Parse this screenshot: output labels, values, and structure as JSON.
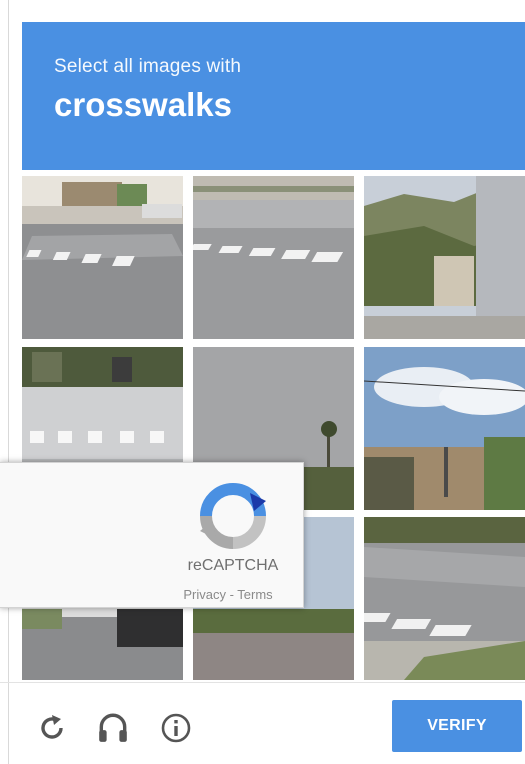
{
  "challenge": {
    "instruction": "Select all images with",
    "target": "crosswalks"
  },
  "grid": {
    "tiles": [
      {
        "label": "street corner with crosswalk stripes"
      },
      {
        "label": "road with crosswalk"
      },
      {
        "label": "hills and building"
      },
      {
        "label": "sidewalk with crosswalk stripes"
      },
      {
        "label": "asphalt and palm tree"
      },
      {
        "label": "cloudy sky and buildings"
      },
      {
        "label": "road with parked car"
      },
      {
        "label": "sky over trees"
      },
      {
        "label": "street with crosswalk"
      }
    ]
  },
  "badge": {
    "brand": "reCAPTCHA",
    "privacy": "Privacy",
    "separator": " - ",
    "terms": "Terms"
  },
  "footer": {
    "icons": [
      "reload-icon",
      "audio-headphones-icon",
      "info-icon"
    ],
    "verify_label": "VERIFY"
  },
  "colors": {
    "accent": "#4a90e2",
    "badge_background": "#f9f9f9"
  }
}
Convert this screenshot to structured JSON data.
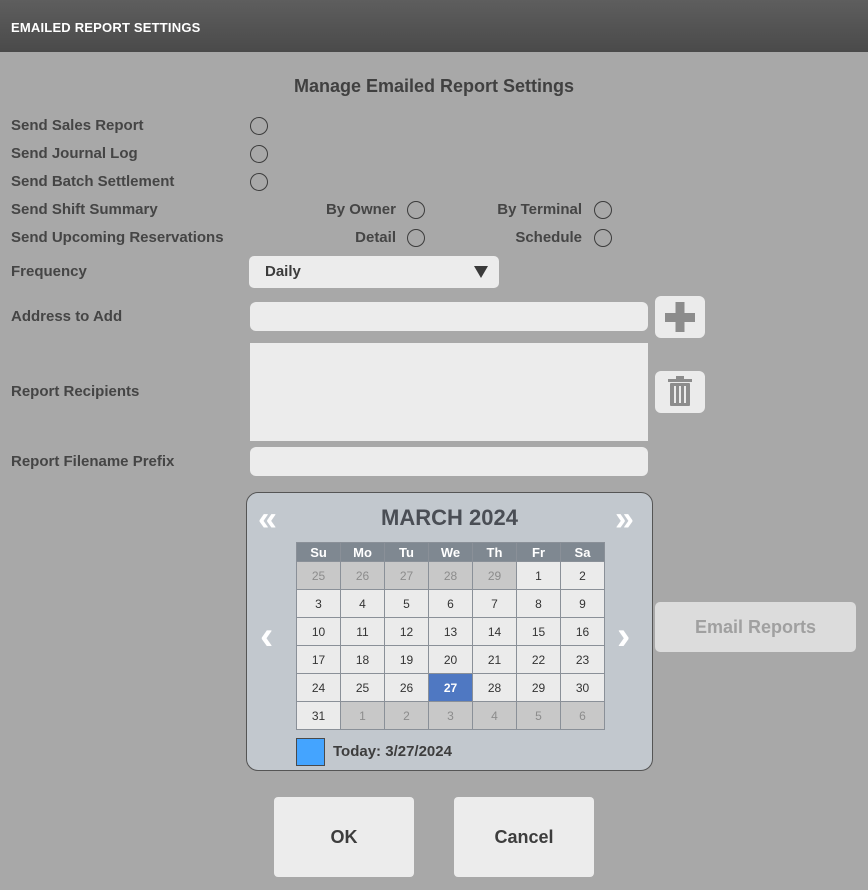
{
  "window": {
    "title": "EMAILED REPORT SETTINGS"
  },
  "heading": "Manage Emailed Report Settings",
  "options": {
    "sales": "Send Sales Report",
    "journal": "Send Journal Log",
    "batch": "Send Batch Settlement",
    "shift": "Send Shift Summary",
    "reservations": "Send Upcoming Reservations",
    "by_owner": "By Owner",
    "by_terminal": "By Terminal",
    "detail": "Detail",
    "schedule": "Schedule"
  },
  "frequency": {
    "label": "Frequency",
    "value": "Daily"
  },
  "address": {
    "label": "Address to Add",
    "value": ""
  },
  "recipients": {
    "label": "Report Recipients",
    "items": []
  },
  "prefix": {
    "label": "Report Filename Prefix",
    "value": ""
  },
  "calendar": {
    "month_label": "MARCH 2024",
    "days": [
      "Su",
      "Mo",
      "Tu",
      "We",
      "Th",
      "Fr",
      "Sa"
    ],
    "weeks": [
      [
        [
          "25",
          true
        ],
        [
          "26",
          true
        ],
        [
          "27",
          true
        ],
        [
          "28",
          true
        ],
        [
          "29",
          true
        ],
        [
          "1",
          false
        ],
        [
          "2",
          false
        ]
      ],
      [
        [
          "3",
          false
        ],
        [
          "4",
          false
        ],
        [
          "5",
          false
        ],
        [
          "6",
          false
        ],
        [
          "7",
          false
        ],
        [
          "8",
          false
        ],
        [
          "9",
          false
        ]
      ],
      [
        [
          "10",
          false
        ],
        [
          "11",
          false
        ],
        [
          "12",
          false
        ],
        [
          "13",
          false
        ],
        [
          "14",
          false
        ],
        [
          "15",
          false
        ],
        [
          "16",
          false
        ]
      ],
      [
        [
          "17",
          false
        ],
        [
          "18",
          false
        ],
        [
          "19",
          false
        ],
        [
          "20",
          false
        ],
        [
          "21",
          false
        ],
        [
          "22",
          false
        ],
        [
          "23",
          false
        ]
      ],
      [
        [
          "24",
          false
        ],
        [
          "25",
          false
        ],
        [
          "26",
          false
        ],
        [
          "27",
          false
        ],
        [
          "28",
          false
        ],
        [
          "29",
          false
        ],
        [
          "30",
          false
        ]
      ],
      [
        [
          "31",
          false
        ],
        [
          "1",
          true
        ],
        [
          "2",
          true
        ],
        [
          "3",
          true
        ],
        [
          "4",
          true
        ],
        [
          "5",
          true
        ],
        [
          "6",
          true
        ]
      ]
    ],
    "selected": "27",
    "today_label": "Today:  3/27/2024",
    "prev_year": "«",
    "next_year": "»",
    "prev_month": "‹",
    "next_month": "›"
  },
  "buttons": {
    "email": "Email Reports",
    "ok": "OK",
    "cancel": "Cancel"
  },
  "icons": {
    "add": "plus-icon",
    "delete": "trash-icon"
  }
}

+===+

Copy every record above exactly as written, but leave out the pictures.

▶ OUTPUT:
Parse this screenshot: output labels, values, and structure as JSON.
{
  "challenge": {
    "instruction": "Select all images with",
    "target": "crosswalks"
  },
  "grid": {
    "tiles": [
      {
        "label": "street corner with crosswalk stripes"
      },
      {
        "label": "road with crosswalk"
      },
      {
        "label": "hills and building"
      },
      {
        "label": "sidewalk with crosswalk stripes"
      },
      {
        "label": "asphalt and palm tree"
      },
      {
        "label": "cloudy sky and buildings"
      },
      {
        "label": "road with parked car"
      },
      {
        "label": "sky over trees"
      },
      {
        "label": "street with crosswalk"
      }
    ]
  },
  "badge": {
    "brand": "reCAPTCHA",
    "privacy": "Privacy",
    "separator": " - ",
    "terms": "Terms"
  },
  "footer": {
    "icons": [
      "reload-icon",
      "audio-headphones-icon",
      "info-icon"
    ],
    "verify_label": "VERIFY"
  },
  "colors": {
    "accent": "#4a90e2",
    "badge_background": "#f9f9f9"
  }
}
Convert this screenshot to structured JSON data.
{
  "window": {
    "title": "EMAILED REPORT SETTINGS"
  },
  "heading": "Manage Emailed Report Settings",
  "options": {
    "sales": "Send Sales Report",
    "journal": "Send Journal Log",
    "batch": "Send Batch Settlement",
    "shift": "Send Shift Summary",
    "reservations": "Send Upcoming Reservations",
    "by_owner": "By Owner",
    "by_terminal": "By Terminal",
    "detail": "Detail",
    "schedule": "Schedule"
  },
  "frequency": {
    "label": "Frequency",
    "value": "Daily"
  },
  "address": {
    "label": "Address to Add",
    "value": ""
  },
  "recipients": {
    "label": "Report Recipients",
    "items": []
  },
  "prefix": {
    "label": "Report Filename Prefix",
    "value": ""
  },
  "calendar": {
    "month_label": "MARCH 2024",
    "days": [
      "Su",
      "Mo",
      "Tu",
      "We",
      "Th",
      "Fr",
      "Sa"
    ],
    "weeks": [
      [
        [
          "25",
          true
        ],
        [
          "26",
          true
        ],
        [
          "27",
          true
        ],
        [
          "28",
          true
        ],
        [
          "29",
          true
        ],
        [
          "1",
          false
        ],
        [
          "2",
          false
        ]
      ],
      [
        [
          "3",
          false
        ],
        [
          "4",
          false
        ],
        [
          "5",
          false
        ],
        [
          "6",
          false
        ],
        [
          "7",
          false
        ],
        [
          "8",
          false
        ],
        [
          "9",
          false
        ]
      ],
      [
        [
          "10",
          false
        ],
        [
          "11",
          false
        ],
        [
          "12",
          false
        ],
        [
          "13",
          false
        ],
        [
          "14",
          false
        ],
        [
          "15",
          false
        ],
        [
          "16",
          false
        ]
      ],
      [
        [
          "17",
          false
        ],
        [
          "18",
          false
        ],
        [
          "19",
          false
        ],
        [
          "20",
          false
        ],
        [
          "21",
          false
        ],
        [
          "22",
          false
        ],
        [
          "23",
          false
        ]
      ],
      [
        [
          "24",
          false
        ],
        [
          "25",
          false
        ],
        [
          "26",
          false
        ],
        [
          "27",
          false
        ],
        [
          "28",
          false
        ],
        [
          "29",
          false
        ],
        [
          "30",
          false
        ]
      ],
      [
        [
          "31",
          false
        ],
        [
          "1",
          true
        ],
        [
          "2",
          true
        ],
        [
          "3",
          true
        ],
        [
          "4",
          true
        ],
        [
          "5",
          true
        ],
        [
          "6",
          true
        ]
      ]
    ],
    "selected": "27",
    "today_label": "Today:  3/27/2024",
    "prev_year": "«",
    "next_year": "»",
    "prev_month": "‹",
    "next_month": "›"
  },
  "buttons": {
    "email": "Email Reports",
    "ok": "OK",
    "cancel": "Cancel"
  },
  "icons": {
    "add": "plus-icon",
    "delete": "trash-icon"
  }
}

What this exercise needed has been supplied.